Brief: Determine the number of lines containing the word "cuadrado". Reply with it and nothing else.

A run of records:
>>>

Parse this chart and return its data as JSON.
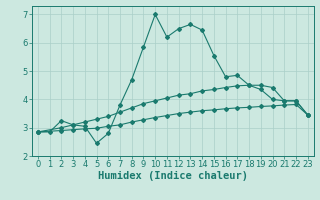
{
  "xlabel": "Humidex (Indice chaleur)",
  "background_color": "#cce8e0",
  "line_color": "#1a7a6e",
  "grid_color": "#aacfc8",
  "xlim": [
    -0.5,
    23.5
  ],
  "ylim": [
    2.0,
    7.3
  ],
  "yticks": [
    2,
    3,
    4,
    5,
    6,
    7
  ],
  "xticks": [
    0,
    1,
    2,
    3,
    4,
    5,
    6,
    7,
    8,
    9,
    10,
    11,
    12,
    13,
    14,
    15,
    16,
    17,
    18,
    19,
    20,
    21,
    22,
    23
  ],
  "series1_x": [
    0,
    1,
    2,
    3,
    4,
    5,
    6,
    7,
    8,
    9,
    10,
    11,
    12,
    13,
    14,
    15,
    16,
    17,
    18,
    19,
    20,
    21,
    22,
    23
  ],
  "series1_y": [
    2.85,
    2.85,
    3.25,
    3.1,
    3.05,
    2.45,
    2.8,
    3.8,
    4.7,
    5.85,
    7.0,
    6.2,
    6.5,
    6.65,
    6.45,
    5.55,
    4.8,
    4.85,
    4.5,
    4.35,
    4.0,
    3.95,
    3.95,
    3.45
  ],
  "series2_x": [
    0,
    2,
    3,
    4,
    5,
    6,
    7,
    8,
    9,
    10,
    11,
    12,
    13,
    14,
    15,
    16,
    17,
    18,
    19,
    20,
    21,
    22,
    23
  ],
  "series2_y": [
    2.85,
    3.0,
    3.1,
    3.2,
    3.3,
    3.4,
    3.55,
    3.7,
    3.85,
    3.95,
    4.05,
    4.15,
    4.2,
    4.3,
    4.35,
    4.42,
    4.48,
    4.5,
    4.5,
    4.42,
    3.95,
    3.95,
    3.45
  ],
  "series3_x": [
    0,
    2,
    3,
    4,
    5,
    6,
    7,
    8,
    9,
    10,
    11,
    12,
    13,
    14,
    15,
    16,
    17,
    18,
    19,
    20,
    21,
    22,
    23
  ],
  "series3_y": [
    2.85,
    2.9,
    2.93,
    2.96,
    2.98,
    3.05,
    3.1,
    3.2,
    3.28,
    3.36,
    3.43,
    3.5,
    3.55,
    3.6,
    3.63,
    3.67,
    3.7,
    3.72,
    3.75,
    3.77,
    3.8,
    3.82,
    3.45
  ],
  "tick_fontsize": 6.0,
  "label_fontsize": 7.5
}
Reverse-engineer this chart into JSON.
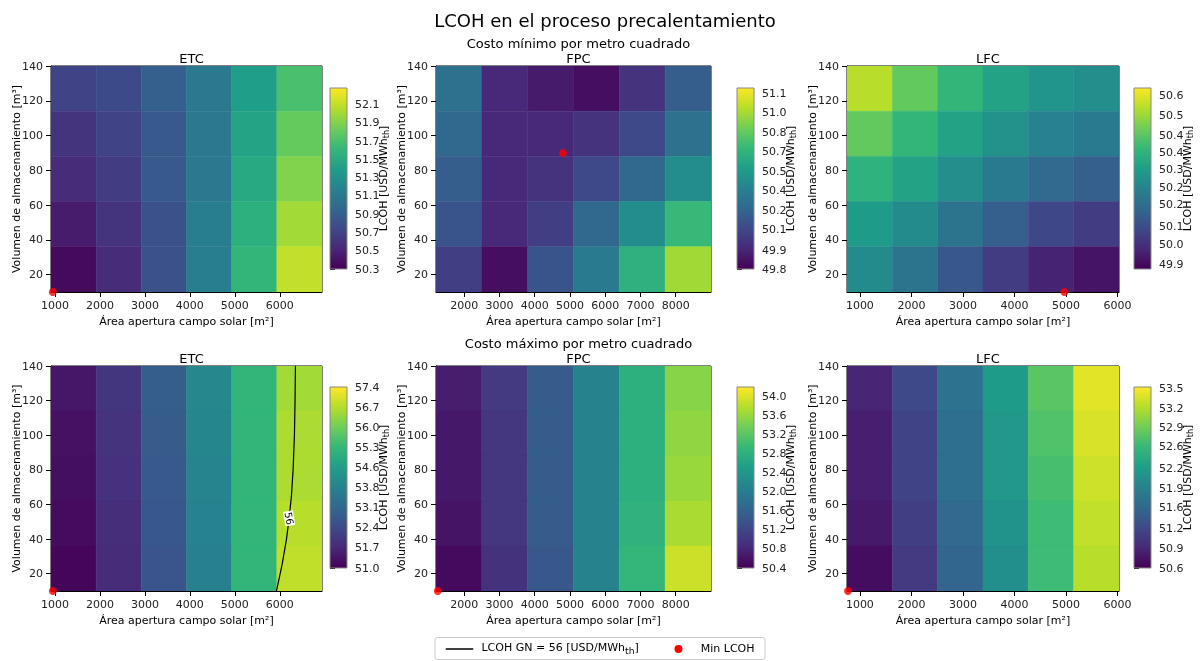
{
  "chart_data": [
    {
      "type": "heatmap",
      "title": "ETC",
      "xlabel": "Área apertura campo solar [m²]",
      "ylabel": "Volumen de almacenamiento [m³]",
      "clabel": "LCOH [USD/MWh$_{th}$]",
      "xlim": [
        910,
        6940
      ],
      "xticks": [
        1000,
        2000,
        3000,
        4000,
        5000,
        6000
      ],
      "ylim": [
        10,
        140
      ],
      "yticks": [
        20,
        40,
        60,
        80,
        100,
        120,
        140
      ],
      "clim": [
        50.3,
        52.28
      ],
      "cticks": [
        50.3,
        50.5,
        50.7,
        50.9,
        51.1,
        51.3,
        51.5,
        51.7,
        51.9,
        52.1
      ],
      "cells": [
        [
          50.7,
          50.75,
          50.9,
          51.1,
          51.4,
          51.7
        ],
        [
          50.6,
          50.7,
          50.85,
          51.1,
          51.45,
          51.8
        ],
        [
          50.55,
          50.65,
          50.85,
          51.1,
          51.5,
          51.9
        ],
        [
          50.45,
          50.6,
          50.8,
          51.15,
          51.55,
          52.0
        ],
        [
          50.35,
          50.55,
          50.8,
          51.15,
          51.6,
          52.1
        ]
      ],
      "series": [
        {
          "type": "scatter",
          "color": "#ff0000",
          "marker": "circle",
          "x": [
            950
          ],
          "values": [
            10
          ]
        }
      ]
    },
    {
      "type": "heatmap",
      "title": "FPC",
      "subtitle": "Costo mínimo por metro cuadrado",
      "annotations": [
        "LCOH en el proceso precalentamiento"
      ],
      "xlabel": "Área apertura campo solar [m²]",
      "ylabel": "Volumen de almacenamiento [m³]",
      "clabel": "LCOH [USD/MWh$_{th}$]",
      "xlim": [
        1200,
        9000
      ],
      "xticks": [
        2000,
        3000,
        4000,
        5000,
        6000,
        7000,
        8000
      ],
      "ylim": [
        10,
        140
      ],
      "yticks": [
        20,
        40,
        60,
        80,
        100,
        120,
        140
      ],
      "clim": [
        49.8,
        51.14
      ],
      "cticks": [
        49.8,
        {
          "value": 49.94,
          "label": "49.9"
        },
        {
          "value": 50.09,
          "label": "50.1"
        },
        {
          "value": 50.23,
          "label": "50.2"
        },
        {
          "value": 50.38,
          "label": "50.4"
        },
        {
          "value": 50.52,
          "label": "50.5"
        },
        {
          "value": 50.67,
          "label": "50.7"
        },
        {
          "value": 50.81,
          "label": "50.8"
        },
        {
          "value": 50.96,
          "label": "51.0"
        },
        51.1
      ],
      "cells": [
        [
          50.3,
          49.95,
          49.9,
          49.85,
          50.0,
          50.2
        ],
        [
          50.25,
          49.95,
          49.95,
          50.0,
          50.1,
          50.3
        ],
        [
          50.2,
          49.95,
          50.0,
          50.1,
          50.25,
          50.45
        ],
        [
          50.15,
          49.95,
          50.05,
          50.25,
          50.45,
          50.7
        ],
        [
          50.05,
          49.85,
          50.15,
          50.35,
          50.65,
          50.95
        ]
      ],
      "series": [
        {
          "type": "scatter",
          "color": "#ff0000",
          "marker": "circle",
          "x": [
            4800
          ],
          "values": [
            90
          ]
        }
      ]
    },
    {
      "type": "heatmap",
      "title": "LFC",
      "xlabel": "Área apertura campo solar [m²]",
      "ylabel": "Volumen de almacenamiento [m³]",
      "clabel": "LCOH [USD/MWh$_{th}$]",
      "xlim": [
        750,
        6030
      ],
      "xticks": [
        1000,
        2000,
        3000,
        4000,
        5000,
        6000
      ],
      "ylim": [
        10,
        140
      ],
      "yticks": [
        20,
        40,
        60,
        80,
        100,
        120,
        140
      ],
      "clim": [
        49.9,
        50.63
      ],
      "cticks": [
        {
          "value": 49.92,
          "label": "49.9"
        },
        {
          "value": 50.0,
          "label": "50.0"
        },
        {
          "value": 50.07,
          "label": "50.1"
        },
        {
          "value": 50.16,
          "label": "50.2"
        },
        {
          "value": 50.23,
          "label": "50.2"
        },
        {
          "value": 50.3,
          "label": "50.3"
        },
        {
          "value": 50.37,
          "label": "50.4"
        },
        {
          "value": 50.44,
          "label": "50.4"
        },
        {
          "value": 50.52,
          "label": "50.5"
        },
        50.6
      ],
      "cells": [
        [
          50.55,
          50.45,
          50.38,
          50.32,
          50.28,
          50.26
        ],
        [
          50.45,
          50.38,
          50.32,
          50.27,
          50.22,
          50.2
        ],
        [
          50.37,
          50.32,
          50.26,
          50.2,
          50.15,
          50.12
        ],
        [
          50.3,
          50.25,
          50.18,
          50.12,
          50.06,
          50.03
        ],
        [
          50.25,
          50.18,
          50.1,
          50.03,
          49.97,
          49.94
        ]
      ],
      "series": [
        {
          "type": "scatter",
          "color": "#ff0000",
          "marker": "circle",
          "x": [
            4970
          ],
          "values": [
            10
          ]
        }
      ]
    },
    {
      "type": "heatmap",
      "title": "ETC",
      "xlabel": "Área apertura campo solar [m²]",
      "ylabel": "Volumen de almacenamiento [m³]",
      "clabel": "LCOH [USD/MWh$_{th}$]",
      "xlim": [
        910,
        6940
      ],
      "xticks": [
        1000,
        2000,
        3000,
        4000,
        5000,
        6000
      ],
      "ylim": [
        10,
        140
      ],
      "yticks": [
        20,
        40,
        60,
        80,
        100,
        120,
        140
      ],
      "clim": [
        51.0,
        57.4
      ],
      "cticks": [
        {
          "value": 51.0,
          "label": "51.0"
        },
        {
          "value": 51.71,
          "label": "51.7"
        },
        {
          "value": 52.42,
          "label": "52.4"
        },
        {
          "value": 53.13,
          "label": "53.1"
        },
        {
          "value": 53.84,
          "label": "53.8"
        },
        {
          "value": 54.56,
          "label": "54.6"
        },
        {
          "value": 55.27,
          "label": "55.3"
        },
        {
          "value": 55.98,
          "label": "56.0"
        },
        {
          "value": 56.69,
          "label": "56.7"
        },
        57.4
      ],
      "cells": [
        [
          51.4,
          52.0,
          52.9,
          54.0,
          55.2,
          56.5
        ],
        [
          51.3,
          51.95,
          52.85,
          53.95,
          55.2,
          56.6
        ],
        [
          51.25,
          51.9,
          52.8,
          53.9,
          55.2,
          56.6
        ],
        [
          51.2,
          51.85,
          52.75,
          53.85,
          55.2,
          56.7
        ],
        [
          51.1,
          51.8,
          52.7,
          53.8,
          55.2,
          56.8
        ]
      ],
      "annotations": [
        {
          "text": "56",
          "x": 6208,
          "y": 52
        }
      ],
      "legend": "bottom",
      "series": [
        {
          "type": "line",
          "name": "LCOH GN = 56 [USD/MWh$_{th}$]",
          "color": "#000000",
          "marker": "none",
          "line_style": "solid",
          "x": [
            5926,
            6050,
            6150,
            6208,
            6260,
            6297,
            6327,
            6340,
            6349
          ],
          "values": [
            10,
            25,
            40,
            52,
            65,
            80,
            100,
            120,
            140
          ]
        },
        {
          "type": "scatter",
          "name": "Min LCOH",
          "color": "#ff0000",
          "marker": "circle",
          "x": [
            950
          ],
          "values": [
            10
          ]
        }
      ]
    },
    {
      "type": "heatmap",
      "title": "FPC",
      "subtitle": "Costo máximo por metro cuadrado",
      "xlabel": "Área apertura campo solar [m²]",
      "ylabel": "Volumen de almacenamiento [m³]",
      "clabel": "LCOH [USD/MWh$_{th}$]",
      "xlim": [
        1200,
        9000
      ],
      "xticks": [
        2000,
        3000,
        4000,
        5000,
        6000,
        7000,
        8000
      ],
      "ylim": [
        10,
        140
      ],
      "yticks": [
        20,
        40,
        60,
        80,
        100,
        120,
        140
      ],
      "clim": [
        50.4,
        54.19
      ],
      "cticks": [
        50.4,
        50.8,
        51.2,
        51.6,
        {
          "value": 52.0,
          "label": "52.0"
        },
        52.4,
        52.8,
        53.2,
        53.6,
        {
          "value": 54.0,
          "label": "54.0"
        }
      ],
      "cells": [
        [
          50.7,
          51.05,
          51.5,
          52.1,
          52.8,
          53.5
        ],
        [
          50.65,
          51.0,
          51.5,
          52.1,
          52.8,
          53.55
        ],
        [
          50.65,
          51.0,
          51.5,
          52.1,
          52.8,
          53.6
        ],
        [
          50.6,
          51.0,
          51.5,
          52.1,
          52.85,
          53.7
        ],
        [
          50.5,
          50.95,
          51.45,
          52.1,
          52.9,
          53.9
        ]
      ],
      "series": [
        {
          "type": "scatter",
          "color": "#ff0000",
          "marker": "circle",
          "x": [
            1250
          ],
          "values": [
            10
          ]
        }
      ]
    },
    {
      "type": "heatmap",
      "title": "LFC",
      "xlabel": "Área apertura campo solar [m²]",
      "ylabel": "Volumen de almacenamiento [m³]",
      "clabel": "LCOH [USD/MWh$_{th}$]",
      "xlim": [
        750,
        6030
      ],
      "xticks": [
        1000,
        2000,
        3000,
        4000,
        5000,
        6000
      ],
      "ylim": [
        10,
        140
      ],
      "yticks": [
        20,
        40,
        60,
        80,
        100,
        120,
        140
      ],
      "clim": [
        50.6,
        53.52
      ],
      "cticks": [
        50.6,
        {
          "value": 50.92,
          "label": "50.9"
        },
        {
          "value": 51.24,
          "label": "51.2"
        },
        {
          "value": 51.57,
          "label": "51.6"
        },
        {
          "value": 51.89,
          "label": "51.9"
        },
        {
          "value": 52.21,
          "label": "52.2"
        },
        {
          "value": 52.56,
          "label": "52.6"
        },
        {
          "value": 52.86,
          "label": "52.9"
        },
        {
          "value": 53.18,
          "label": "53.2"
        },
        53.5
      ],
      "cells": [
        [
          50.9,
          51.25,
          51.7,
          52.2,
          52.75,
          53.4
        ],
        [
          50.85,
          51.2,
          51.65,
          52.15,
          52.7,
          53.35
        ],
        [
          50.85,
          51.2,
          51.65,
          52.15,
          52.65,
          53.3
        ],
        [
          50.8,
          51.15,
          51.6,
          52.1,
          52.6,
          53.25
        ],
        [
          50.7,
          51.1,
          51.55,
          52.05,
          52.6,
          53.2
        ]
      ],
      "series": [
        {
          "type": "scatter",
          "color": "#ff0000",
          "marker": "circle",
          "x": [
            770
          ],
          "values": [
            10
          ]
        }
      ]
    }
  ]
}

<<<
>>>

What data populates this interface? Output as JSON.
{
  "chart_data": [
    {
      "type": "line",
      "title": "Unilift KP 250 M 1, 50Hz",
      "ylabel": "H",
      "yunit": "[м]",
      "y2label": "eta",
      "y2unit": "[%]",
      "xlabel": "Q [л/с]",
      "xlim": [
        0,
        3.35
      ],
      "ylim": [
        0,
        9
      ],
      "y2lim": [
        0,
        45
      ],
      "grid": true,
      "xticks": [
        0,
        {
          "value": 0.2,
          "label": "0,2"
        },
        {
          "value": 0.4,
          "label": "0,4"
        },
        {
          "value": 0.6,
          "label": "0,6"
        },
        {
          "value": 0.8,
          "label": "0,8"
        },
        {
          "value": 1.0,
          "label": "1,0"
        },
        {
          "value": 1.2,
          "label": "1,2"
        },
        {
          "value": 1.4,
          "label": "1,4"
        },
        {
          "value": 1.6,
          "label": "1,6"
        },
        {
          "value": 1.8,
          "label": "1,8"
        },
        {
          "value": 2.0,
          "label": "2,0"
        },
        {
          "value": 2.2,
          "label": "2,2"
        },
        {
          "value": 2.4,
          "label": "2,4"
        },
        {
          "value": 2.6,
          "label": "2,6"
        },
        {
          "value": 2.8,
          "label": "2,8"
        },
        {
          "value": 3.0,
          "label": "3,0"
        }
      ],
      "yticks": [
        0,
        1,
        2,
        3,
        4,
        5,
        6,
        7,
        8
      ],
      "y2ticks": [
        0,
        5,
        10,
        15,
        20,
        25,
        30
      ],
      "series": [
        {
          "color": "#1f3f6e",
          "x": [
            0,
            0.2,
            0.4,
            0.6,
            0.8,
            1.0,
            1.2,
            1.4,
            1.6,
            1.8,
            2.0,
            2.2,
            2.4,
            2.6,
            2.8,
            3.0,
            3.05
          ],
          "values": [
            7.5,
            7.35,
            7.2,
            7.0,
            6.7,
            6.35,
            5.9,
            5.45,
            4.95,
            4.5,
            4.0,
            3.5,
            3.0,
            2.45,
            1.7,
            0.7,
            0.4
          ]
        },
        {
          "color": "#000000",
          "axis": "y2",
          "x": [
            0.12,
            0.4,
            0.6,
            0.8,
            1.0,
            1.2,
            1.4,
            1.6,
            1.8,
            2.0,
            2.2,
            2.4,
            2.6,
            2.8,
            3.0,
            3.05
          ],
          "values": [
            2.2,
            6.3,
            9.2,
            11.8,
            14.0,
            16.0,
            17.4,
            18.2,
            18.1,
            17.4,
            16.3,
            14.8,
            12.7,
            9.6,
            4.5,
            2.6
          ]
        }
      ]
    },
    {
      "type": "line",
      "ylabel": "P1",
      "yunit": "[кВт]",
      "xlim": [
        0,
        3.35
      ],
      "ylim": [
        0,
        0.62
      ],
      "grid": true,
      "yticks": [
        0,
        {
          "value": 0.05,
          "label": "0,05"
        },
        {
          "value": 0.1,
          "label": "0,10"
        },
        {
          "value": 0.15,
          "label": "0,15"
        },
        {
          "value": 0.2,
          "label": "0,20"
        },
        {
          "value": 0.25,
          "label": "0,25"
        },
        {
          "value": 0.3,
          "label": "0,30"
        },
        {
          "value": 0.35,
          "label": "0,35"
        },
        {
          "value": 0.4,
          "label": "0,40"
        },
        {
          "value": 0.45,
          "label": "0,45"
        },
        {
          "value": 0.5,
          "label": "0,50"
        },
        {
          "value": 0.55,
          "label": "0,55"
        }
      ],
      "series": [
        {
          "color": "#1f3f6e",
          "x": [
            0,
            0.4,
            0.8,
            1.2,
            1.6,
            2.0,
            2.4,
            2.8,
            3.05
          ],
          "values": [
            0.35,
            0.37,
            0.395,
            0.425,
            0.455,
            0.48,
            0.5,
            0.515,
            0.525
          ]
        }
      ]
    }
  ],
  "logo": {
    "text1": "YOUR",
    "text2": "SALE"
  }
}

<<<

The completed task: 2